Brief =>
Each line containing the word "以出票日期为准" should be found and copied.

Source data =>
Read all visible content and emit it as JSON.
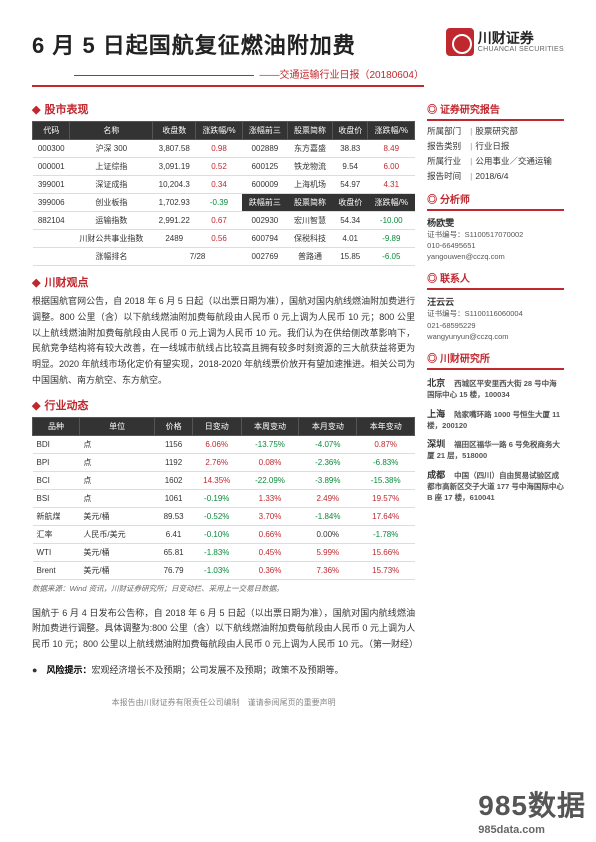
{
  "header": {
    "title": "6 月 5 日起国航复征燃油附加费",
    "subtitle": "——交通运输行业日报（20180604）",
    "brand_name": "川财证券",
    "brand_en": "CHUANCAI SECURITIES",
    "brand_color": "#c0282f"
  },
  "sections": {
    "market": "股市表现",
    "viewpoint": "川财观点",
    "dynamics": "行业动态"
  },
  "market_table": {
    "headers_left": [
      "代码",
      "名称",
      "收盘数",
      "涨跌幅/%"
    ],
    "headers_right_top": [
      "涨幅前三",
      "股票简称",
      "收盘价",
      "涨跌幅/%"
    ],
    "headers_right_bot": [
      "跌幅前三",
      "股票简称",
      "收盘价",
      "涨跌幅/%"
    ],
    "left_rows": [
      {
        "code": "000300",
        "name": "沪深 300",
        "close": "3,807.58",
        "chg": "0.98"
      },
      {
        "code": "000001",
        "name": "上证综指",
        "close": "3,091.19",
        "chg": "0.52"
      },
      {
        "code": "399001",
        "name": "深证成指",
        "close": "10,204.3",
        "chg": "0.34"
      },
      {
        "code": "399006",
        "name": "创业板指",
        "close": "1,702.93",
        "chg": "-0.39"
      },
      {
        "code": "882104",
        "name": "运输指数",
        "close": "2,991.22",
        "chg": "0.67"
      },
      {
        "code": "",
        "name": "川财公共事业指数",
        "close": "2489",
        "chg": "0.56"
      }
    ],
    "rank_row": {
      "label": "涨幅排名",
      "value": "7/28"
    },
    "right_top_rows": [
      {
        "code": "002889",
        "name": "东方嘉盛",
        "close": "38.83",
        "chg": "8.49"
      },
      {
        "code": "600125",
        "name": "铁龙物流",
        "close": "9.54",
        "chg": "6.00"
      },
      {
        "code": "600009",
        "name": "上海机场",
        "close": "54.97",
        "chg": "4.31"
      }
    ],
    "right_bot_rows": [
      {
        "code": "002930",
        "name": "宏川智慧",
        "close": "54.34",
        "chg": "-10.00"
      },
      {
        "code": "600794",
        "name": "保税科技",
        "close": "4.01",
        "chg": "-9.89"
      },
      {
        "code": "002769",
        "name": "普路通",
        "close": "15.85",
        "chg": "-6.05"
      }
    ]
  },
  "viewpoint_text": "根据国航官网公告，自 2018 年 6 月 5 日起（以出票日期为准），国航对国内航线燃油附加费进行调整。800 公里（含）以下航线燃油附加费每航段由人民币 0 元上调为人民币 10 元；800 公里以上航线燃油附加费每航段由人民币 0 元上调为人民币 10 元。我们认为在供给侧改革影响下，民航竞争结构将有较大改善，在一线城市航线占比较高且拥有较多时刻资源的三大航获益将更为明显。2020 年航线市场化定价有望实现，2018-2020 年航线票价放开有望加速推进。相关公司为中国国航、南方航空、东方航空。",
  "dyn_table": {
    "headers": [
      "品种",
      "单位",
      "价格",
      "日变动",
      "本周变动",
      "本月变动",
      "本年变动"
    ],
    "rows": [
      {
        "name": "BDI",
        "unit": "点",
        "price": "1156",
        "d": "6.06%",
        "w": "-13.75%",
        "m": "-4.07%",
        "y": "0.87%",
        "dc": "red",
        "wc": "green",
        "mc": "green",
        "yc": "red"
      },
      {
        "name": "BPI",
        "unit": "点",
        "price": "1192",
        "d": "2.76%",
        "w": "0.08%",
        "m": "-2.36%",
        "y": "-6.83%",
        "dc": "red",
        "wc": "red",
        "mc": "green",
        "yc": "green"
      },
      {
        "name": "BCI",
        "unit": "点",
        "price": "1602",
        "d": "14.35%",
        "w": "-22.09%",
        "m": "-3.89%",
        "y": "-15.38%",
        "dc": "red",
        "wc": "green",
        "mc": "green",
        "yc": "green"
      },
      {
        "name": "BSI",
        "unit": "点",
        "price": "1061",
        "d": "-0.19%",
        "w": "1.33%",
        "m": "2.49%",
        "y": "19.57%",
        "dc": "green",
        "wc": "red",
        "mc": "red",
        "yc": "red"
      },
      {
        "name": "新航煤",
        "unit": "美元/桶",
        "price": "89.53",
        "d": "-0.52%",
        "w": "3.70%",
        "m": "-1.84%",
        "y": "17.64%",
        "dc": "green",
        "wc": "red",
        "mc": "green",
        "yc": "red"
      },
      {
        "name": "汇率",
        "unit": "人民币/美元",
        "price": "6.41",
        "d": "-0.10%",
        "w": "0.66%",
        "m": "0.00%",
        "y": "-1.78%",
        "dc": "green",
        "wc": "red",
        "mc": "",
        "yc": "green"
      },
      {
        "name": "WTI",
        "unit": "美元/桶",
        "price": "65.81",
        "d": "-1.83%",
        "w": "0.45%",
        "m": "5.99%",
        "y": "15.66%",
        "dc": "green",
        "wc": "red",
        "mc": "red",
        "yc": "red"
      },
      {
        "name": "Brent",
        "unit": "美元/桶",
        "price": "76.79",
        "d": "-1.03%",
        "w": "0.36%",
        "m": "7.36%",
        "y": "15.73%",
        "dc": "green",
        "wc": "red",
        "mc": "red",
        "yc": "red"
      }
    ],
    "source": "数据来源：Wind 资讯，川财证券研究所；日变动栏、采用上一交易日数据。"
  },
  "news_text": "国航于 6 月 4 日发布公告称，自 2018 年 6 月 5 日起（以出票日期为准），国航对国内航线燃油附加费进行调整。具体调整为:800 公里（含）以下航线燃油附加费每航段由人民币 0 元上调为人民币 10 元；800 公里以上航线燃油附加费每航段由人民币 0 元上调为人民币 10 元。（第一财经）",
  "risk_label": "风险提示：",
  "risk_text": "宏观经济增长不及预期；公司发展不及预期；政策不及预期等。",
  "right": {
    "report_head": "证券研究报告",
    "rows": [
      {
        "label": "所属部门",
        "value": "股票研究部"
      },
      {
        "label": "报告类别",
        "value": "行业日报"
      },
      {
        "label": "所属行业",
        "value": "公用事业／交通运输"
      },
      {
        "label": "报告时间",
        "value": "2018/6/4"
      }
    ],
    "analyst_head": "分析师",
    "analyst_name": "杨欧雯",
    "analyst_cert": "证书编号：S1100517070002",
    "analyst_tel": "010-66495651",
    "analyst_mail": "yangouwen@cczq.com",
    "contact_head": "联系人",
    "contact_name": "汪云云",
    "contact_cert": "证书编号：S1100116060004",
    "contact_tel": "021-68595229",
    "contact_mail": "wangyunyun@cczq.com",
    "inst_head": "川财研究所",
    "offices": [
      {
        "city": "北京",
        "addr": "西城区平安里西大街 28 号中海国际中心 15 楼，100034"
      },
      {
        "city": "上海",
        "addr": "陆家嘴环路 1000 号恒生大厦 11 楼，200120"
      },
      {
        "city": "深圳",
        "addr": "福田区福华一路 6 号免税商务大厦 21 层，518000"
      },
      {
        "city": "成都",
        "addr": "中国（四川）自由贸易试验区成都市高新区交子大道 177 号中海国际中心 B 座 17 楼，610041"
      }
    ]
  },
  "disclaimer": "本报告由川财证券有限责任公司编制　谨请参阅尾页的重要声明",
  "watermark": {
    "big": "985数据",
    "url": "985data.com"
  }
}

Written response =>
  "viewpoint_text": "根据国航官网公告，自 2018 年 6 月 5 日起（以出票日期为准），国航对国内航线燃油附加费进行调整。800 公里（含）以下航线燃油附加费每航段由人民币 0 元上调为人民币 10 元；800 公里以上航线燃油附加费每航段由人民币 0 元上调为人民币 10 元。我们认为在供给侧改革影响下，民航竞争结构将有较大改善，在一线城市航线占比较高且拥有较多时刻资源的三大航获益将更为明显。2020 年航线市场化定价有望实现，2018-2020 年航线票价放开有望加速推进。相关公司为中国国航、南方航空、东方航空。",
  "news_text": "国航于 6 月 4 日发布公告称，自 2018 年 6 月 5 日起（以出票日期为准），国航对国内航线燃油附加费进行调整。具体调整为:800 公里（含）以下航线燃油附加费每航段由人民币 0 元上调为人民币 10 元；800 公里以上航线燃油附加费每航段由人民币 0 元上调为人民币 10 元。（第一财经）",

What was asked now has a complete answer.